**Goal**
Scan the data below for the string "title". Show every line where it turns up.

# # #

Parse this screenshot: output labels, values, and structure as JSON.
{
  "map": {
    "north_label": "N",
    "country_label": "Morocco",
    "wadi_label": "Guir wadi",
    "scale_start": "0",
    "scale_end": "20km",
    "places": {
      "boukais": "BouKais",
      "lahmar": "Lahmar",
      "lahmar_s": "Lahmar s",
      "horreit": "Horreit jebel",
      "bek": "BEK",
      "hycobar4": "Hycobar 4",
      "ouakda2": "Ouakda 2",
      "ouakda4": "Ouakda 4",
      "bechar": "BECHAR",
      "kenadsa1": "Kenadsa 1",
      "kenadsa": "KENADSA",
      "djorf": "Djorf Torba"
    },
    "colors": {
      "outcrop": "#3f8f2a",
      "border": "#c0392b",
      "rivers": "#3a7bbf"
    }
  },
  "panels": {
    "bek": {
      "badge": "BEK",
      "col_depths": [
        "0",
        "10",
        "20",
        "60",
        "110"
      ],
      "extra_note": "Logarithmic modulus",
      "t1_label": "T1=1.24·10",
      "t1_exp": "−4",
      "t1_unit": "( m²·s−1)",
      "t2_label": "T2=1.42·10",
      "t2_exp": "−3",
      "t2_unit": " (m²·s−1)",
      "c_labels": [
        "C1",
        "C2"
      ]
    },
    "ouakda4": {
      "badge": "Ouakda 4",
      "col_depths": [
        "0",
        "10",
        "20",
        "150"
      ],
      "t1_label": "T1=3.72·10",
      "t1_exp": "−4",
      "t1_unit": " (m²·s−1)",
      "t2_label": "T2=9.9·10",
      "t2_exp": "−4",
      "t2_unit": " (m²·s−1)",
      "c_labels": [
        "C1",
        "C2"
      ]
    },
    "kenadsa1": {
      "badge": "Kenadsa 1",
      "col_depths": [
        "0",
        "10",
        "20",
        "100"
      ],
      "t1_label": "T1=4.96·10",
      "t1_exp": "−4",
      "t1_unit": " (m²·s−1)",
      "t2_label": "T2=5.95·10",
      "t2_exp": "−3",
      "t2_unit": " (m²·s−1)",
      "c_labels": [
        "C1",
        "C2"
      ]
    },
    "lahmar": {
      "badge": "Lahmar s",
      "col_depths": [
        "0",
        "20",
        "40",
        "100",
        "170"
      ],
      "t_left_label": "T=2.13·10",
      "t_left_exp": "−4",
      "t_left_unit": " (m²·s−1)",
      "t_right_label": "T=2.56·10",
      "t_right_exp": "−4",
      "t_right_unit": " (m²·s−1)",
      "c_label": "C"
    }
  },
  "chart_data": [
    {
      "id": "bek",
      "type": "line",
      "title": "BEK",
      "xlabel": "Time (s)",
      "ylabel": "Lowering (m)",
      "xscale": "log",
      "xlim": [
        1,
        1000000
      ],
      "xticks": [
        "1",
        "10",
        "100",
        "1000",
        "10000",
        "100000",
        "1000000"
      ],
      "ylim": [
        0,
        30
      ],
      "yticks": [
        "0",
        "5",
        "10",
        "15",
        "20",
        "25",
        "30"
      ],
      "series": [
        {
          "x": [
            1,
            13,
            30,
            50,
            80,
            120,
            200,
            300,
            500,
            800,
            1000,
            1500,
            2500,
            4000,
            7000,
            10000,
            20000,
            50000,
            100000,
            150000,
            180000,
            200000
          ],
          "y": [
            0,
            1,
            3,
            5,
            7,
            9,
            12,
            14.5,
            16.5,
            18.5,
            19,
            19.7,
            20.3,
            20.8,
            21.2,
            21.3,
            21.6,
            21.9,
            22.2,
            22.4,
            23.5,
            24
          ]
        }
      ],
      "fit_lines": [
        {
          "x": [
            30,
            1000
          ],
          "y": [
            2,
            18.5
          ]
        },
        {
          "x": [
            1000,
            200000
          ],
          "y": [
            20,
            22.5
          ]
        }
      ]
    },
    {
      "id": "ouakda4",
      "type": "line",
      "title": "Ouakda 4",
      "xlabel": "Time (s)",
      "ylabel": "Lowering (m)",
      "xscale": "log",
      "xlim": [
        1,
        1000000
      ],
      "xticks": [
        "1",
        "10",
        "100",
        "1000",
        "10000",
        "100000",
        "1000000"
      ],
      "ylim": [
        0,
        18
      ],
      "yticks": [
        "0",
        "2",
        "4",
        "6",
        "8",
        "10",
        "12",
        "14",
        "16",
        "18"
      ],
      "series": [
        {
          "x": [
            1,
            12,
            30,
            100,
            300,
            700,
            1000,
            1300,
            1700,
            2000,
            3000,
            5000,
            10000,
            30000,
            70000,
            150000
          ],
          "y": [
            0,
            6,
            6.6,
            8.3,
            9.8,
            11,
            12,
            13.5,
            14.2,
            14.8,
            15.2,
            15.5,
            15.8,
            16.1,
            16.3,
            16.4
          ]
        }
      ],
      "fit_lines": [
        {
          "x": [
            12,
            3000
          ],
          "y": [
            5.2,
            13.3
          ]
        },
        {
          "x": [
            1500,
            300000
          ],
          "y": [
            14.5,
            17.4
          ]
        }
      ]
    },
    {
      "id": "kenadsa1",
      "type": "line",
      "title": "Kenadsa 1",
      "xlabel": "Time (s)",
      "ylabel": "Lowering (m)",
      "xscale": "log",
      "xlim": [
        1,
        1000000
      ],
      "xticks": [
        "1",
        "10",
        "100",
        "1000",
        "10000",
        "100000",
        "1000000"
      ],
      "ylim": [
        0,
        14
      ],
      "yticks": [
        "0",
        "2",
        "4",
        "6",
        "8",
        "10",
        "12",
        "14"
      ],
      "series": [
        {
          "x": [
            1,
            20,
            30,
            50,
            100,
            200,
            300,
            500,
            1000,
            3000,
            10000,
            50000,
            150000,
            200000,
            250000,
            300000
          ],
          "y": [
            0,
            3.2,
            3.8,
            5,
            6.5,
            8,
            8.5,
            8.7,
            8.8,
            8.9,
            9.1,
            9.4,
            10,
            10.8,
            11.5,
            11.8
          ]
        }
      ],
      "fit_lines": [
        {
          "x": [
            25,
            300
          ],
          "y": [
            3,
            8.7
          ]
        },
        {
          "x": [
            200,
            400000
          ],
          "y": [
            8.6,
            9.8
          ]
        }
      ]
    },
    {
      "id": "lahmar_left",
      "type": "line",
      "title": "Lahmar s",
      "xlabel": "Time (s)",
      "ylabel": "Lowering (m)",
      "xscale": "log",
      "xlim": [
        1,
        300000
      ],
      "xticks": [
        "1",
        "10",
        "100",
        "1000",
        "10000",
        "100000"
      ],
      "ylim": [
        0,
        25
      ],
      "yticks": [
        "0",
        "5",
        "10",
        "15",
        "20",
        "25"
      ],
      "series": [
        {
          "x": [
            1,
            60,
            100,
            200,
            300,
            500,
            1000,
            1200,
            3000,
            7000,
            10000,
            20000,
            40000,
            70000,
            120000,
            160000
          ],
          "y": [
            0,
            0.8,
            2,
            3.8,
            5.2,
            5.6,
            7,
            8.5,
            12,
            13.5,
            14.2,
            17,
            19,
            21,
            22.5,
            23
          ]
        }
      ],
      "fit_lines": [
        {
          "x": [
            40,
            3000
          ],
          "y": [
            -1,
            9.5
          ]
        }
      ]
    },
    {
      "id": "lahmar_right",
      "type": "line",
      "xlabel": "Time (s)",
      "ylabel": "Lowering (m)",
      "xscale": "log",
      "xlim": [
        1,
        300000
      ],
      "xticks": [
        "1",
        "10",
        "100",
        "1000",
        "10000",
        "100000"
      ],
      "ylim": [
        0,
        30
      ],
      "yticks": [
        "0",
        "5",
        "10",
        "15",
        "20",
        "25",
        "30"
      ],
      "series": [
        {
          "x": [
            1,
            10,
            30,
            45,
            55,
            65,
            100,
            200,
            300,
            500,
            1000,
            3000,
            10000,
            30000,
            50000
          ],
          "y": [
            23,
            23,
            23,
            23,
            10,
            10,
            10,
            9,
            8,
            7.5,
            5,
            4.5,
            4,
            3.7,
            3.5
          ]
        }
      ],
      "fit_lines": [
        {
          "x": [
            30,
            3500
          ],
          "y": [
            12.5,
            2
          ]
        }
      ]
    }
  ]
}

# # #

**Answer to the task**
      "title": "BEK",
      "title": "Ouakda 4",
      "title": "Kenadsa 1",
      "title": "Lahmar s",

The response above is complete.